Exercise instructions:
Could you report every line of the listing below that holds the word "such"?

The records:
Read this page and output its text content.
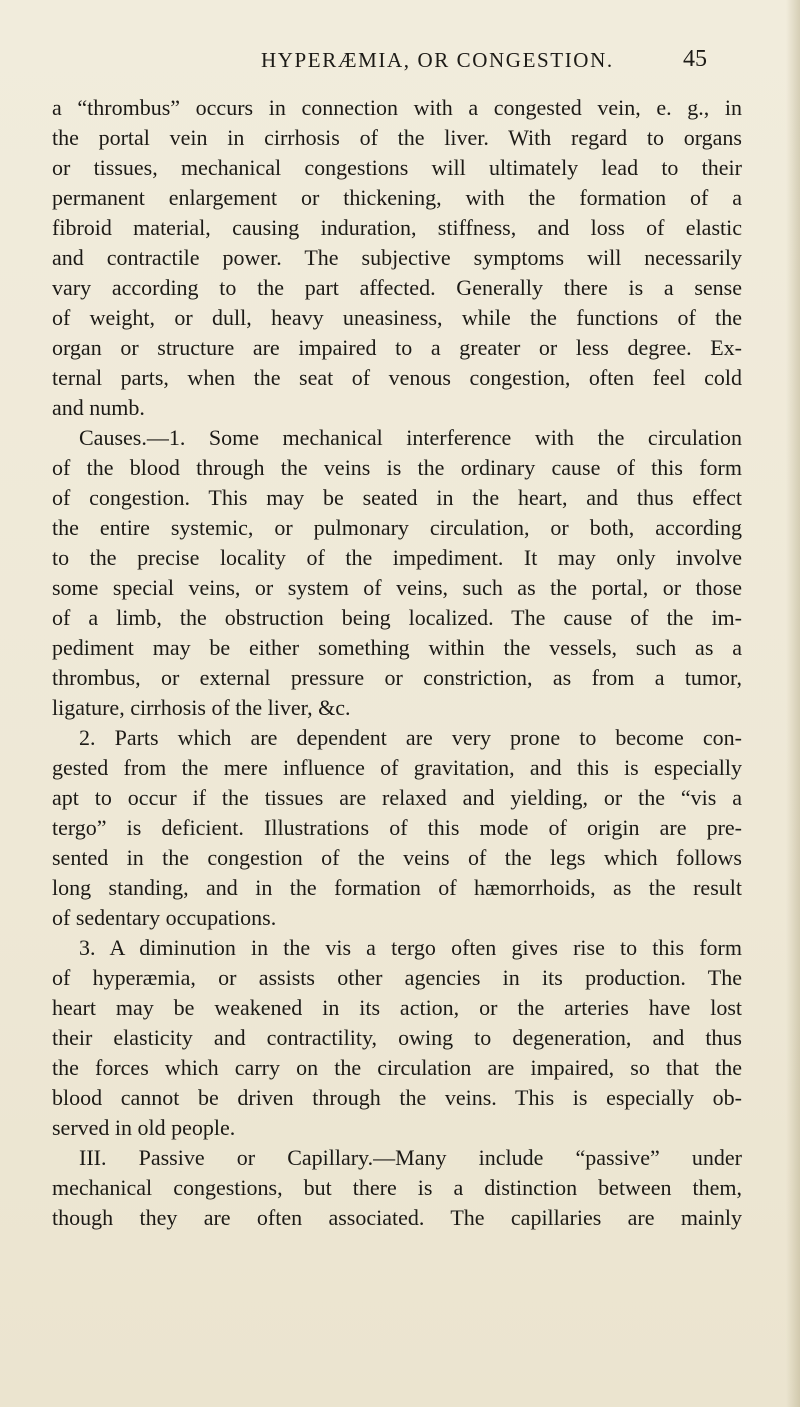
HYPERÆMIA, OR CONGESTION.	45
a “thrombus” occurs in connection with a congested vein, e. g., in
the portal vein in cirrhosis of the liver. With regard to organs
or tissues, mechanical congestions will ultimately lead to their
permanent enlargement or thickening, with the formation of a
fibroid material, causing induration, stiffness, and loss of elastic
and contractile power. The subjective symptoms will necessarily
vary according to the part affected. Generally there is a sense
of weight, or dull, heavy uneasiness, while the functions of the
organ or structure are impaired to a greater or less degree. Ex-
ternal parts, when the seat of venous congestion, often feel cold
and numb.
Causes.—1. Some mechanical interference with the circulation
of the blood through the veins is the ordinary cause of this form
of congestion. This may be seated in the heart, and thus effect
the entire systemic, or pulmonary circulation, or both, according
to the precise locality of the impediment. It may only involve
some special veins, or system of veins, such as the portal, or those
of a limb, the obstruction being localized. The cause of the im-
pediment may be either something within the vessels, such as a
thrombus, or external pressure or constriction, as from a tumor,
ligature, cirrhosis of the liver, &c.
2. Parts which are dependent are very prone to become con-
gested from the mere influence of gravitation, and this is especially
apt to occur if the tissues are relaxed and yielding, or the “vis a
tergo” is deficient. Illustrations of this mode of origin are pre-
sented in the congestion of the veins of the legs which follows
long standing, and in the formation of hæmorrhoids, as the result
of sedentary occupations.
3. A diminution in the vis a tergo often gives rise to this form
of hyperæmia, or assists other agencies in its production. The
heart may be weakened in its action, or the arteries have lost
their elasticity and contractility, owing to degeneration, and thus
the forces which carry on the circulation are impaired, so that the
blood cannot be driven through the veins. This is especially ob-
served in old people.
III. Passive or Capillary.—Many include “passive” under
mechanical congestions, but there is a distinction between them,
though they are often associated. The capillaries are mainly
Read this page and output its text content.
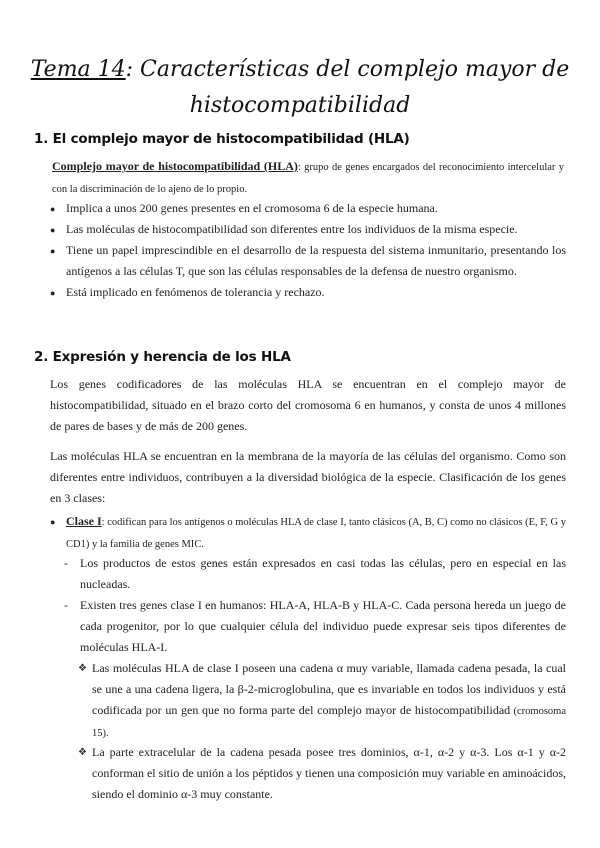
Tema 14: Características del complejo mayor de
histocompatibilidad
1. El complejo mayor de histocompatibilidad (HLA)

Complejo mayor de histocompatibilidad (HLA): grupo de genes encargados del reconocimiento intercelular y con la discriminación de lo ajeno de lo propio.

● Implica a unos 200 genes presentes en el cromosoma 6 de la especie humana.

● Las moléculas de histocompatibilidad son diferentes entre los individuos de la misma especie.

● Tiene un papel imprescindible en el desarrollo de la respuesta del sistema inmunitario, presentando los antígenos a las células T, que son las células responsables de la defensa de nuestro organismo.

● Está implicado en fenómenos de tolerancia y rechazo.

2. Expresión y herencia de los HLA

Los genes codificadores de las moléculas HLA se encuentran en el complejo mayor de histocompatibilidad, situado en el brazo corto del cromosoma 6 en humanos, y consta de unos 4 millones de pares de bases y de más de 200 genes.

Las moléculas HLA se encuentran en la membrana de la mayoría de las células del organismo. Como son diferentes entre individuos, contribuyen a la diversidad biológica de la especie. Clasificación de los genes en 3 clases:

● Clase I: codifican para los antígenos o moléculas HLA de clase I, tanto clásicos (A, B, C) como no clásicos (E, F, G y CD1) y la familia de genes MIC.

- Los productos de estos genes están expresados en casi todas las células, pero en especial en las nucleadas.

- Existen tres genes clase I en humanos: HLA-A, HLA-B y HLA-C. Cada persona hereda un juego de cada progenitor, por lo que cualquier célula del individuo puede expresar seis tipos diferentes de moléculas HLA-I.

❖ Las moléculas HLA de clase I poseen una cadena α muy variable, llamada cadena pesada, la cual se une a una cadena ligera, la β-2-microglobulina, que es invariable en todos los individuos y está codificada por un gen que no forma parte del complejo mayor de histocompatibilidad (cromosoma 15).

❖ La parte extracelular de la cadena pesada posee tres dominios, α-1, α-2 y α-3. Los α-1 y α-2 conforman el sitio de unión a los péptidos y tienen una composición muy variable en aminoácidos, siendo el dominio α-3 muy constante.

Result of this task:
some special veins, or system of veins, such as the portal, or those
pediment may be either something within the vessels, such as a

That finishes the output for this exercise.